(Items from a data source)
START

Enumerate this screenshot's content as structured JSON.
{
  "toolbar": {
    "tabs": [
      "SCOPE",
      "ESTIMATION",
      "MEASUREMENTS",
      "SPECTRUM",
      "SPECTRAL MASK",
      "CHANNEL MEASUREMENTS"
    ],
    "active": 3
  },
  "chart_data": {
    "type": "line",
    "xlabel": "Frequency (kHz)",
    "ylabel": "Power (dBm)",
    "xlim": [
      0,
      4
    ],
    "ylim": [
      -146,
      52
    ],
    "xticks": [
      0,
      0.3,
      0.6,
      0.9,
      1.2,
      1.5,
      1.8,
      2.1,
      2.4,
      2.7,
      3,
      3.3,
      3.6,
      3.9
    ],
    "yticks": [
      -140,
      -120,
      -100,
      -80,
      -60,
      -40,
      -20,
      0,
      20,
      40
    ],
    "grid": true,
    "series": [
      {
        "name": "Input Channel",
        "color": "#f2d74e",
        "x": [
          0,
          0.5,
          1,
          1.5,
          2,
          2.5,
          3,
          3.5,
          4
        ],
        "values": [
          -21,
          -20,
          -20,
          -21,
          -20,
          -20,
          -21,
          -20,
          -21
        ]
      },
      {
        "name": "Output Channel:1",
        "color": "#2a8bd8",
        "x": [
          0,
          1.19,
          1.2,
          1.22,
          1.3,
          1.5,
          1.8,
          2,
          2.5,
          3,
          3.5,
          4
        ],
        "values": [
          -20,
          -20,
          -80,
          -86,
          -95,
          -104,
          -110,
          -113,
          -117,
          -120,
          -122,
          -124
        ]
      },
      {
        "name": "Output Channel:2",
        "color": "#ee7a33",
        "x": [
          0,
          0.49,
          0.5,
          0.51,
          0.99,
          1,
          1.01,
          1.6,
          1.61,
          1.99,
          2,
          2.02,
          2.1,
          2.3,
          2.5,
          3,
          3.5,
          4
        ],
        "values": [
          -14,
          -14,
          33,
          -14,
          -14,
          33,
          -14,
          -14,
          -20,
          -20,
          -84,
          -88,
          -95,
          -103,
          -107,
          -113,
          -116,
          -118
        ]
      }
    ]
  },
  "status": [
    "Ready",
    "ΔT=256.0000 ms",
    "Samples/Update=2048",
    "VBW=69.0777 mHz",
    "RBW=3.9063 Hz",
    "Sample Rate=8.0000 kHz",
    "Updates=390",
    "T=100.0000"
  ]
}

END

__Job__
Print out every record again, exactly and in full.

__Written answer__
Enumerate this screenshot's content as structured JSON.
{
  "toolbar": {
    "tabs": [
      "SCOPE",
      "ESTIMATION",
      "MEASUREMENTS",
      "SPECTRUM",
      "SPECTRAL MASK",
      "CHANNEL MEASUREMENTS"
    ],
    "active": 3
  },
  "chart_data": {
    "type": "line",
    "xlabel": "Frequency (kHz)",
    "ylabel": "Power (dBm)",
    "xlim": [
      0,
      4
    ],
    "ylim": [
      -146,
      52
    ],
    "xticks": [
      0,
      0.3,
      0.6,
      0.9,
      1.2,
      1.5,
      1.8,
      2.1,
      2.4,
      2.7,
      3,
      3.3,
      3.6,
      3.9
    ],
    "yticks": [
      -140,
      -120,
      -100,
      -80,
      -60,
      -40,
      -20,
      0,
      20,
      40
    ],
    "grid": true,
    "series": [
      {
        "name": "Input Channel",
        "color": "#f2d74e",
        "x": [
          0,
          0.5,
          1,
          1.5,
          2,
          2.5,
          3,
          3.5,
          4
        ],
        "values": [
          -21,
          -20,
          -20,
          -21,
          -20,
          -20,
          -21,
          -20,
          -21
        ]
      },
      {
        "name": "Output Channel:1",
        "color": "#2a8bd8",
        "x": [
          0,
          1.19,
          1.2,
          1.22,
          1.3,
          1.5,
          1.8,
          2,
          2.5,
          3,
          3.5,
          4
        ],
        "values": [
          -20,
          -20,
          -80,
          -86,
          -95,
          -104,
          -110,
          -113,
          -117,
          -120,
          -122,
          -124
        ]
      },
      {
        "name": "Output Channel:2",
        "color": "#ee7a33",
        "x": [
          0,
          0.49,
          0.5,
          0.51,
          0.99,
          1,
          1.01,
          1.6,
          1.61,
          1.99,
          2,
          2.02,
          2.1,
          2.3,
          2.5,
          3,
          3.5,
          4
        ],
        "values": [
          -14,
          -14,
          33,
          -14,
          -14,
          33,
          -14,
          -14,
          -20,
          -20,
          -84,
          -88,
          -95,
          -103,
          -107,
          -113,
          -116,
          -118
        ]
      }
    ]
  },
  "status": [
    "Ready",
    "ΔT=256.0000 ms",
    "Samples/Update=2048",
    "VBW=69.0777 mHz",
    "RBW=3.9063 Hz",
    "Sample Rate=8.0000 kHz",
    "Updates=390",
    "T=100.0000"
  ]
}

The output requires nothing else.